> Directions for this task
Copy each line with the word "been" in it.

§

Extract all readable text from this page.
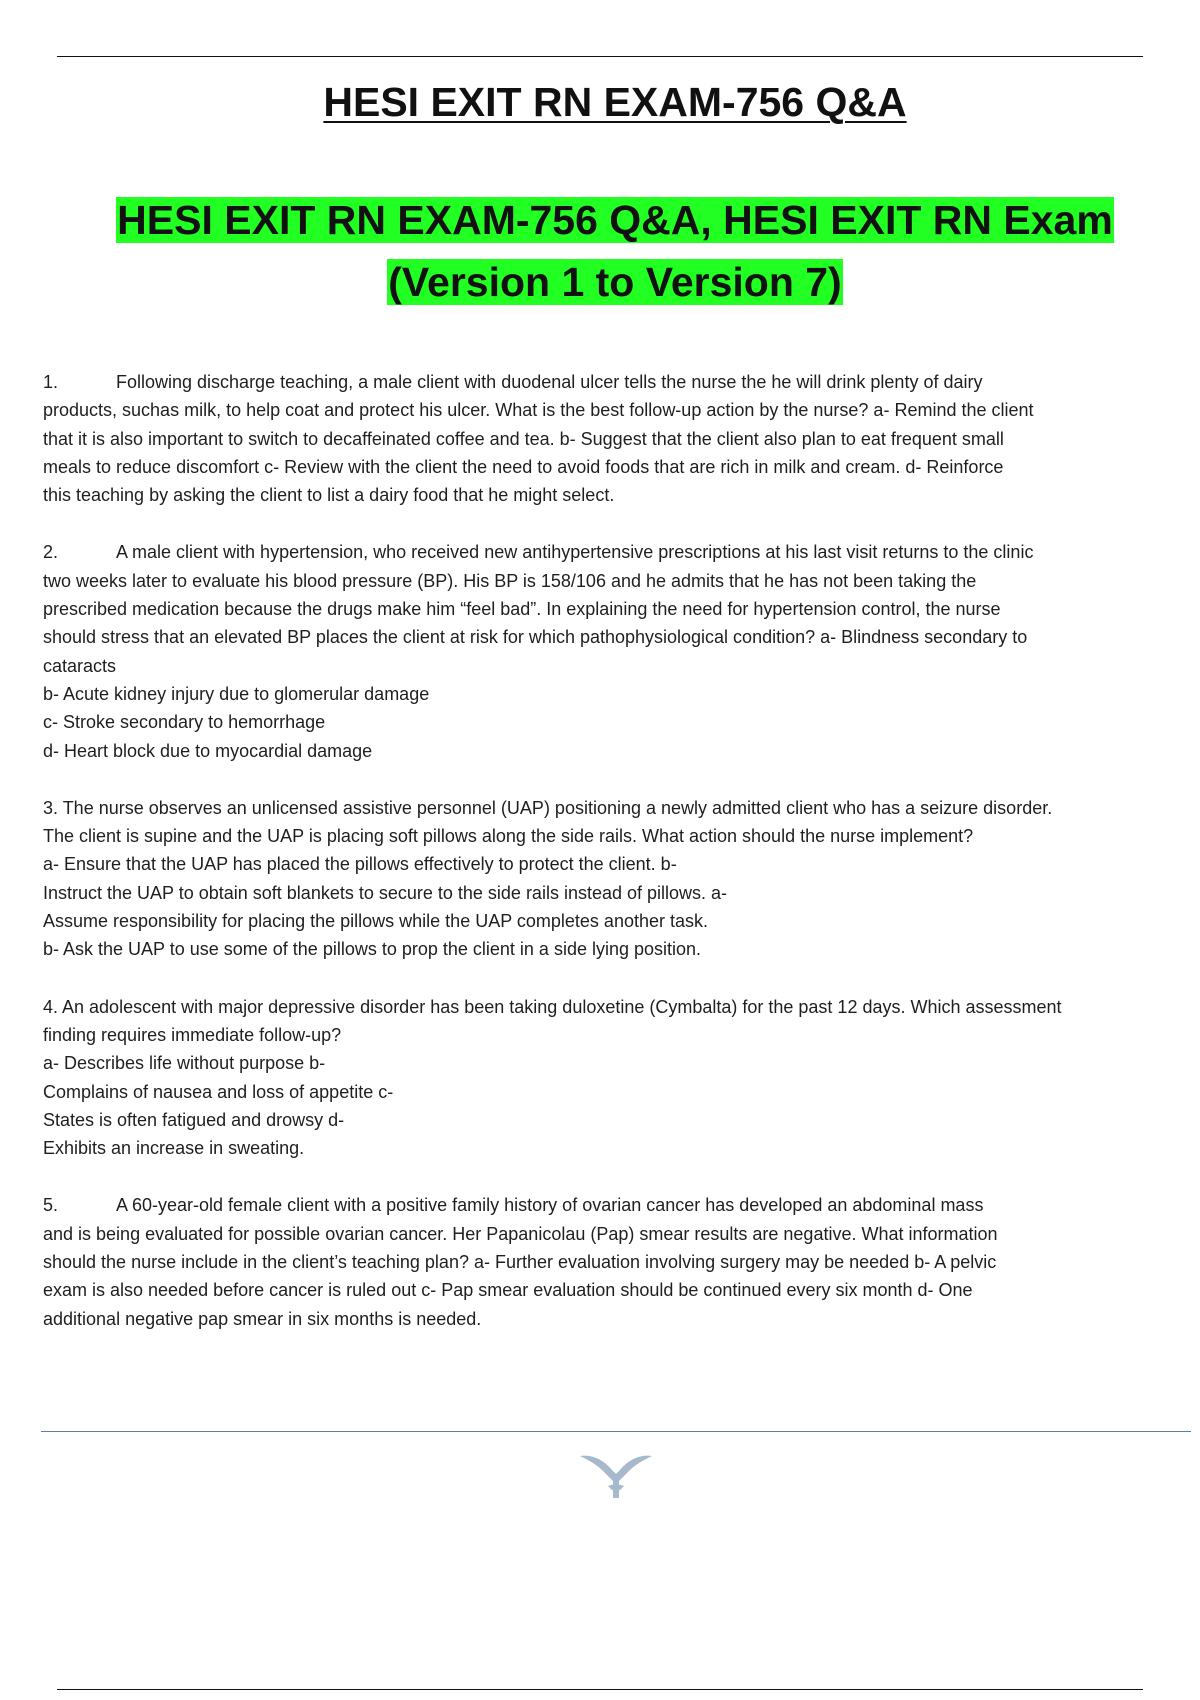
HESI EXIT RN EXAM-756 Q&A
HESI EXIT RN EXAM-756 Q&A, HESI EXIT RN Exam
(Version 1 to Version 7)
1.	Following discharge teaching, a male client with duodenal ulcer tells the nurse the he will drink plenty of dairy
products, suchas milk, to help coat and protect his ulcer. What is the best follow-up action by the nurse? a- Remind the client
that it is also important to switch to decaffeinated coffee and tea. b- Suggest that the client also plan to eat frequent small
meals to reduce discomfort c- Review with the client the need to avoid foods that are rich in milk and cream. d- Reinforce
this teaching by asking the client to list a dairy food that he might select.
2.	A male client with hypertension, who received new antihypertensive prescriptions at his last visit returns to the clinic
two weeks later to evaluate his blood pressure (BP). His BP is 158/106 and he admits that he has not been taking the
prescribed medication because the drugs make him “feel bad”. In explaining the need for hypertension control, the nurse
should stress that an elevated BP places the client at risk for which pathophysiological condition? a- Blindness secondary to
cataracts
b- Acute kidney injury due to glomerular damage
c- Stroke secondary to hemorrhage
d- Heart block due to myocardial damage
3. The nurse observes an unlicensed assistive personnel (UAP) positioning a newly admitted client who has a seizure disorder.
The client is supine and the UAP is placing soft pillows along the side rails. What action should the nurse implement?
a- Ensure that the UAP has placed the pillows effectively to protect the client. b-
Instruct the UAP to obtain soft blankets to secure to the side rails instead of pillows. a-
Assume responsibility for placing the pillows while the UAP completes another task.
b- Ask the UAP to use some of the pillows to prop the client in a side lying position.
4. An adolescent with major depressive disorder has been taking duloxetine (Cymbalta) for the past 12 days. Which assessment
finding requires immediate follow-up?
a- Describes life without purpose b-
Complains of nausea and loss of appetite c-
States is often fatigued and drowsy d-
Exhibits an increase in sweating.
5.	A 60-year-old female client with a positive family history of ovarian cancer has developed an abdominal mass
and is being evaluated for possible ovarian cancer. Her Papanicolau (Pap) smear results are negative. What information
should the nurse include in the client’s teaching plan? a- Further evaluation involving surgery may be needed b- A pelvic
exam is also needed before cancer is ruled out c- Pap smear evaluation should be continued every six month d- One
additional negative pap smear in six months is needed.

§

> Problem solution
two weeks later to evaluate his blood pressure (BP). His BP is 158/106 and he admits that he has not been taking the
4. An adolescent with major depressive disorder has been taking duloxetine (Cymbalta) for the past 12 days. Which assessment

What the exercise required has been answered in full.